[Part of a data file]
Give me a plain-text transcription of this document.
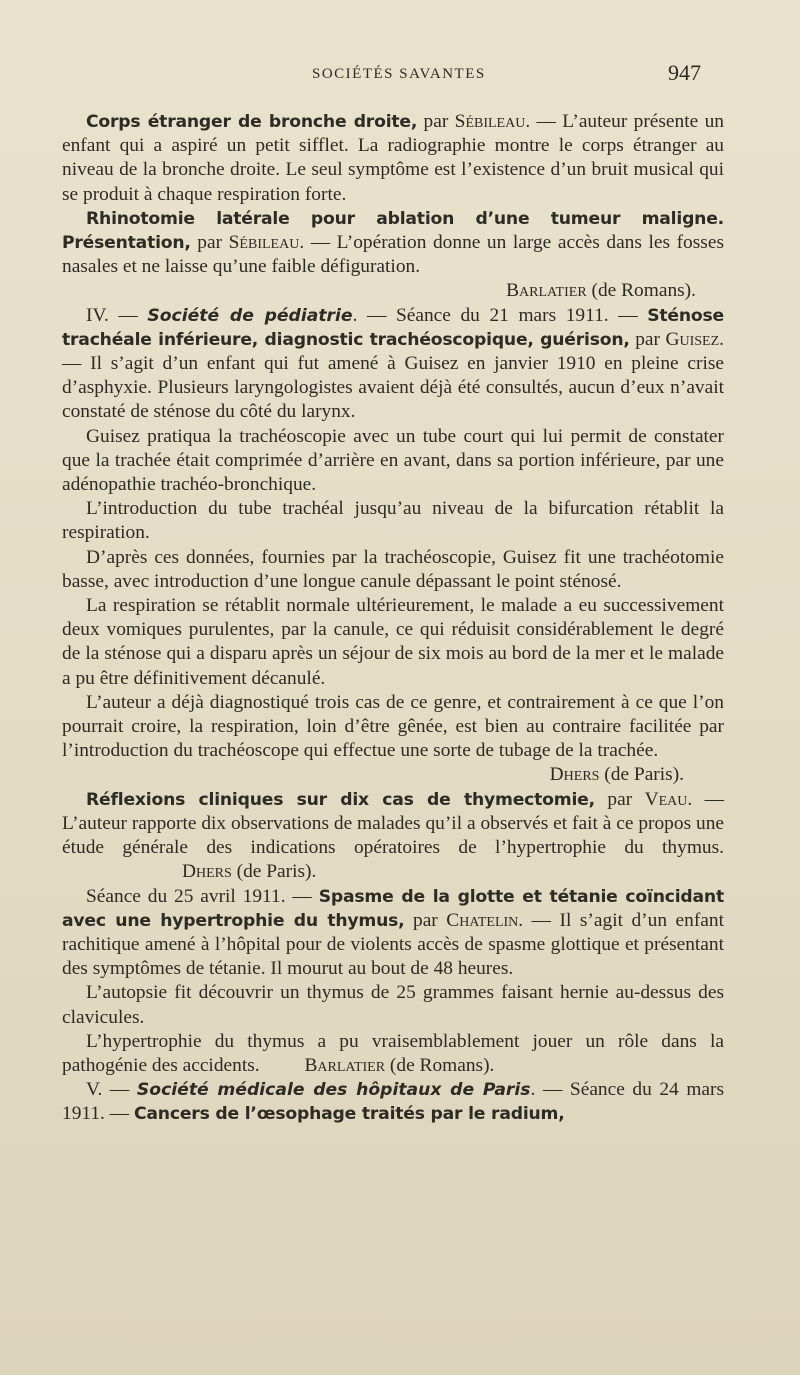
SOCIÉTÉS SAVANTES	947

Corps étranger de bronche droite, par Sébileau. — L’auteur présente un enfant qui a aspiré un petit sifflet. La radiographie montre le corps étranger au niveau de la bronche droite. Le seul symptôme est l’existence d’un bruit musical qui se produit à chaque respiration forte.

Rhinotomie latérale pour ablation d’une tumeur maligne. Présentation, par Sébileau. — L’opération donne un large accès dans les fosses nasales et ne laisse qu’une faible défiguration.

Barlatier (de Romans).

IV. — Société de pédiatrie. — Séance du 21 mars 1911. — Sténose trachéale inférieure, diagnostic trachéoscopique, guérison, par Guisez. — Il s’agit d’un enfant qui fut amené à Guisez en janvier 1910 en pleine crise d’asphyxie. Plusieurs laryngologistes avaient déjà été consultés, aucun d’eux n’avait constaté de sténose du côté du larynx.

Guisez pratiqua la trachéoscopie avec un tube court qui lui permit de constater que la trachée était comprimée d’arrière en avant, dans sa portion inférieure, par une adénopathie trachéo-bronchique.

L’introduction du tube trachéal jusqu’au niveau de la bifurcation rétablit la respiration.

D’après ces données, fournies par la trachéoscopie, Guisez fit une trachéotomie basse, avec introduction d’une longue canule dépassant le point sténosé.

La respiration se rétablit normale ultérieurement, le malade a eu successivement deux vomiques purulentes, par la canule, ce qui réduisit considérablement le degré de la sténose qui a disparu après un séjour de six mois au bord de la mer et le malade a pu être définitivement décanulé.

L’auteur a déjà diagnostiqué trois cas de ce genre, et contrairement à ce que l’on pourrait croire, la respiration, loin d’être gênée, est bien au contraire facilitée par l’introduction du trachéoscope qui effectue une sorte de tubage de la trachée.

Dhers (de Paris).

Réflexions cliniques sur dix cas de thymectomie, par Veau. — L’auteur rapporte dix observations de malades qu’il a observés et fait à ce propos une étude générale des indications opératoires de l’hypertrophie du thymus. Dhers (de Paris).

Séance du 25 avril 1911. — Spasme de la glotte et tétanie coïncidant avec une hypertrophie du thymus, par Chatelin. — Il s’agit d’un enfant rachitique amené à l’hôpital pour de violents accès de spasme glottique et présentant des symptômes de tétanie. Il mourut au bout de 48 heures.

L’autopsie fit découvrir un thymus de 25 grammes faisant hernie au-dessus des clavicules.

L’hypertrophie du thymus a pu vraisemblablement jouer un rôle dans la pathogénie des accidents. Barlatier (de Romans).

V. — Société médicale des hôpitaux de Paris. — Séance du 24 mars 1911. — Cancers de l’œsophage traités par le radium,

[Task statement] Quote every record above exactly, leaving out any pictures.

[Result of this exercise]
Give me a plain-text transcription of this document.
SOCIÉTÉS SAVANTES	947

Corps étranger de bronche droite, par Sébileau. — L’auteur présente un enfant qui a aspiré un petit sifflet. La radiographie montre le corps étranger au niveau de la bronche droite. Le seul symptôme est l’existence d’un bruit musical qui se produit à chaque respiration forte.

Rhinotomie latérale pour ablation d’une tumeur maligne. Présentation, par Sébileau. — L’opération donne un large accès dans les fosses nasales et ne laisse qu’une faible défiguration.

Barlatier (de Romans).

IV. — Société de pédiatrie. — Séance du 21 mars 1911. — Sténose trachéale inférieure, diagnostic trachéoscopique, guérison, par Guisez. — Il s’agit d’un enfant qui fut amené à Guisez en janvier 1910 en pleine crise d’asphyxie. Plusieurs laryngologistes avaient déjà été consultés, aucun d’eux n’avait constaté de sténose du côté du larynx.

Guisez pratiqua la trachéoscopie avec un tube court qui lui permit de constater que la trachée était comprimée d’arrière en avant, dans sa portion inférieure, par une adénopathie trachéo-bronchique.

L’introduction du tube trachéal jusqu’au niveau de la bifurcation rétablit la respiration.

D’après ces données, fournies par la trachéoscopie, Guisez fit une trachéotomie basse, avec introduction d’une longue canule dépassant le point sténosé.

La respiration se rétablit normale ultérieurement, le malade a eu successivement deux vomiques purulentes, par la canule, ce qui réduisit considérablement le degré de la sténose qui a disparu après un séjour de six mois au bord de la mer et le malade a pu être définitivement décanulé.

L’auteur a déjà diagnostiqué trois cas de ce genre, et contrairement à ce que l’on pourrait croire, la respiration, loin d’être gênée, est bien au contraire facilitée par l’introduction du trachéoscope qui effectue une sorte de tubage de la trachée.

Dhers (de Paris).

Réflexions cliniques sur dix cas de thymectomie, par Veau. — L’auteur rapporte dix observations de malades qu’il a observés et fait à ce propos une étude générale des indications opératoires de l’hypertrophie du thymus. Dhers (de Paris).

Séance du 25 avril 1911. — Spasme de la glotte et tétanie coïncidant avec une hypertrophie du thymus, par Chatelin. — Il s’agit d’un enfant rachitique amené à l’hôpital pour de violents accès de spasme glottique et présentant des symptômes de tétanie. Il mourut au bout de 48 heures.

L’autopsie fit découvrir un thymus de 25 grammes faisant hernie au-dessus des clavicules.

L’hypertrophie du thymus a pu vraisemblablement jouer un rôle dans la pathogénie des accidents. Barlatier (de Romans).

V. — Société médicale des hôpitaux de Paris. — Séance du 24 mars 1911. — Cancers de l’œsophage traités par le radium,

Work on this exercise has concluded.